Problem to solve | All lines featuring the string "color" are to be listed.

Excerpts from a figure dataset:
------

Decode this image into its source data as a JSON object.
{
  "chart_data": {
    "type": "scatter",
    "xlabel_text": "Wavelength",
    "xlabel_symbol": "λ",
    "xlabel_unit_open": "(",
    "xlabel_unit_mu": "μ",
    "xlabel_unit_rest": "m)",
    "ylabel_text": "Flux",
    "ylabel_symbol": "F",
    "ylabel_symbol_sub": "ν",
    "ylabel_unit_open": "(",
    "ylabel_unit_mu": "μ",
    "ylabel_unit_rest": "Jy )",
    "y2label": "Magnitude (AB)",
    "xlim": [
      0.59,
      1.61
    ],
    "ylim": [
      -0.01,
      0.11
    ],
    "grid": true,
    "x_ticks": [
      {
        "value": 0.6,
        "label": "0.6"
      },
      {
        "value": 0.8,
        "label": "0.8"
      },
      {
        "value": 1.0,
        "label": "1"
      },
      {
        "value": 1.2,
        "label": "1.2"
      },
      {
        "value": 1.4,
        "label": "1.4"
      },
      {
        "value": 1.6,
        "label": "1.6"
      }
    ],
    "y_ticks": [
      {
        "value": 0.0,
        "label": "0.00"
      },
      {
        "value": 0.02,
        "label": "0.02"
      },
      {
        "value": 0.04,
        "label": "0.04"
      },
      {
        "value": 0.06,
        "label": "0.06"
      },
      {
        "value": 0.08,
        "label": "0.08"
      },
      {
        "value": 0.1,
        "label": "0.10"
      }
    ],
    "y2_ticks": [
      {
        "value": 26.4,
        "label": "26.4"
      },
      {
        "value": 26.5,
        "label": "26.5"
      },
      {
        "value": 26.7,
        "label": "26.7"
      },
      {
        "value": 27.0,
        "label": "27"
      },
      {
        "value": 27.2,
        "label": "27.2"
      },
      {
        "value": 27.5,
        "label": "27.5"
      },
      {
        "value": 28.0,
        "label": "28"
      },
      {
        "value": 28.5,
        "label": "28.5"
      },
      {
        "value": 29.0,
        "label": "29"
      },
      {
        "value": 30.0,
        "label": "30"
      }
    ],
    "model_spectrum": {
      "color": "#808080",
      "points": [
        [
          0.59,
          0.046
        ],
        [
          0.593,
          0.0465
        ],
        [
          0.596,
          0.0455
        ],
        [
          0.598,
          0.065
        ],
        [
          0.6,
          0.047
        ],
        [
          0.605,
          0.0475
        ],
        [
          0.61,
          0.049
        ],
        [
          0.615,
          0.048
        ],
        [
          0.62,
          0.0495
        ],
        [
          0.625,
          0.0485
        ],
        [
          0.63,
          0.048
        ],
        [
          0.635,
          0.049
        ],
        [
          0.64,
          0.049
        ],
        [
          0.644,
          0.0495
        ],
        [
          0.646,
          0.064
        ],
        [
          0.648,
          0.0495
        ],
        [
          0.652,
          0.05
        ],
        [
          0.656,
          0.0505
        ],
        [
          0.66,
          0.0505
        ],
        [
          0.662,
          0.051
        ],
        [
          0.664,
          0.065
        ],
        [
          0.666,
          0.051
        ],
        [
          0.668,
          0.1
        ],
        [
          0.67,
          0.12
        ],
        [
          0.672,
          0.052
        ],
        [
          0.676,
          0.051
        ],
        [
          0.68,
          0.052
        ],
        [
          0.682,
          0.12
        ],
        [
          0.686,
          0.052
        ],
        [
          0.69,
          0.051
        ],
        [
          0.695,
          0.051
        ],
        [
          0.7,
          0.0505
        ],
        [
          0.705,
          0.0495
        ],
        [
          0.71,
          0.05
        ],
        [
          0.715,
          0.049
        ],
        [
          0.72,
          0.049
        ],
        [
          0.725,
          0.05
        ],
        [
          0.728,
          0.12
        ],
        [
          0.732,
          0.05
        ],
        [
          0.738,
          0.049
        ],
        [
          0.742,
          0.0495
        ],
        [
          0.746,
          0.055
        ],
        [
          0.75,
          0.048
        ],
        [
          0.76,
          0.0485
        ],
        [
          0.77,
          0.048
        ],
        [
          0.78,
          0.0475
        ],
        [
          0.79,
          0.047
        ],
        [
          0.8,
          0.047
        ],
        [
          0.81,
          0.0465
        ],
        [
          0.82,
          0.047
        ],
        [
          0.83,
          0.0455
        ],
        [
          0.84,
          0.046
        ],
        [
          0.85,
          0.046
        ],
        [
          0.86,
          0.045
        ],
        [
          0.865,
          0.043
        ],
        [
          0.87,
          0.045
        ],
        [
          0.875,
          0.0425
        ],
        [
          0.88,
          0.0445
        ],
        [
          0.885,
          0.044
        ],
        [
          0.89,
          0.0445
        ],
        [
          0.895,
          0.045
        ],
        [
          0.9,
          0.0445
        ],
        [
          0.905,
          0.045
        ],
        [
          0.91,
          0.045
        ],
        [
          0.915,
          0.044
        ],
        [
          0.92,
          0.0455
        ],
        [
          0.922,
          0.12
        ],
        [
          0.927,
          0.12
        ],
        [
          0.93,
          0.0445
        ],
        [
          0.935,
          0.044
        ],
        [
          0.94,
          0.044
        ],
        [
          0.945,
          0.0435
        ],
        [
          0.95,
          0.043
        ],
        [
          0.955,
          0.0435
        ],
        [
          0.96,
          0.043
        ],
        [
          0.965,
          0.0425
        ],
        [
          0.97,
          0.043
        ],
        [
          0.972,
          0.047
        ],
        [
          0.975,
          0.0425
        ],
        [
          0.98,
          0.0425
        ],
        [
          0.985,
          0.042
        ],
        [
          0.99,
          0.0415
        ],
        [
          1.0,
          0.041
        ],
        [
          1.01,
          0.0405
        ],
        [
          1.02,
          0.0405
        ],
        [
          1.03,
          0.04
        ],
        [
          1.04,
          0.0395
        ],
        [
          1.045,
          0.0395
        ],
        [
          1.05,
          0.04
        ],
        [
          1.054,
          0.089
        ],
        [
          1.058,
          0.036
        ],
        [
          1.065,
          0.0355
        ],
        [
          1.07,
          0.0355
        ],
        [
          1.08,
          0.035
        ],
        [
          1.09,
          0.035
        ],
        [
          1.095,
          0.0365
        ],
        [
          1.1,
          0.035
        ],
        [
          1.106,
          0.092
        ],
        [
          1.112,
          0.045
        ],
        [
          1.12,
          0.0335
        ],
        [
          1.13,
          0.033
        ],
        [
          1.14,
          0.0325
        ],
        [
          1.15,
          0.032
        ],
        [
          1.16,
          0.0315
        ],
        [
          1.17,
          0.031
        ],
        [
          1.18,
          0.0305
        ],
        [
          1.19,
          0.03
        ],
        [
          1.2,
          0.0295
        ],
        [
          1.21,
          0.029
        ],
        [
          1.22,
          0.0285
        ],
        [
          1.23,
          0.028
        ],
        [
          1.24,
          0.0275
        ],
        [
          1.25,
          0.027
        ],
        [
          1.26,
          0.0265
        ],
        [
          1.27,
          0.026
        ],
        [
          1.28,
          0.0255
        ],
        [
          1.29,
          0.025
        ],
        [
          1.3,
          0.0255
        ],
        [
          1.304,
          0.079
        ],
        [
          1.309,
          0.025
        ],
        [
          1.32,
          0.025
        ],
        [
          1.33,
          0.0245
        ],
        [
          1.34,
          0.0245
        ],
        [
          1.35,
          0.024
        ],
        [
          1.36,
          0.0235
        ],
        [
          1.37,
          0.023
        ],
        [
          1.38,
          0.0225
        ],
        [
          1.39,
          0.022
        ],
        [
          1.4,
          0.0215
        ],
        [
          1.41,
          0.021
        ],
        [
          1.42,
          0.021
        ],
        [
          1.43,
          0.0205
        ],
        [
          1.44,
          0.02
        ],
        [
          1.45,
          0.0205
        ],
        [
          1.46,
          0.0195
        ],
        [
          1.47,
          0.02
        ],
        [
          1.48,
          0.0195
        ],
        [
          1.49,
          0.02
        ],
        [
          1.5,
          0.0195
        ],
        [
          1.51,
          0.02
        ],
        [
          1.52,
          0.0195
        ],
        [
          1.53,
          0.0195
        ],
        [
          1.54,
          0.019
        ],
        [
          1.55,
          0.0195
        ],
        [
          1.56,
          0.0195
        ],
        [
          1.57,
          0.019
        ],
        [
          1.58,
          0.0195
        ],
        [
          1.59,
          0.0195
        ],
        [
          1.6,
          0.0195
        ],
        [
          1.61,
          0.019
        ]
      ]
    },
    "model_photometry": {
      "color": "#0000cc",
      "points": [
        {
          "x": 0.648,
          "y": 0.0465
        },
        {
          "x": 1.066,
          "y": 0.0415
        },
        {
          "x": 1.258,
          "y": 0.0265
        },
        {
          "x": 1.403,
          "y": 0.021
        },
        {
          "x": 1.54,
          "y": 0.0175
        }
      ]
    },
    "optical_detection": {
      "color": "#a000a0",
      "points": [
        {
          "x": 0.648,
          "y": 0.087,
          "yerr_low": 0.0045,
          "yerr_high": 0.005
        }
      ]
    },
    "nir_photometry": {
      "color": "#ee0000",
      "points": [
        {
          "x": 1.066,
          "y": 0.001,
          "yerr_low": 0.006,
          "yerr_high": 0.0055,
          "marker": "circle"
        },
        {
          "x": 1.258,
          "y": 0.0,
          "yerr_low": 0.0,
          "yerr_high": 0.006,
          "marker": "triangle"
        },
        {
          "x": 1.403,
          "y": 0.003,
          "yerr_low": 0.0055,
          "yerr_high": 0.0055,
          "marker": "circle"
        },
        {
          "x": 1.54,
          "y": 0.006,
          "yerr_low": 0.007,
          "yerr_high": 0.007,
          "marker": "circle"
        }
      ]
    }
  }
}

------

Full answer |
      "color": "#808080",
      "color": "#0000cc",
      "color": "#a000a0",
      "color": "#ee0000",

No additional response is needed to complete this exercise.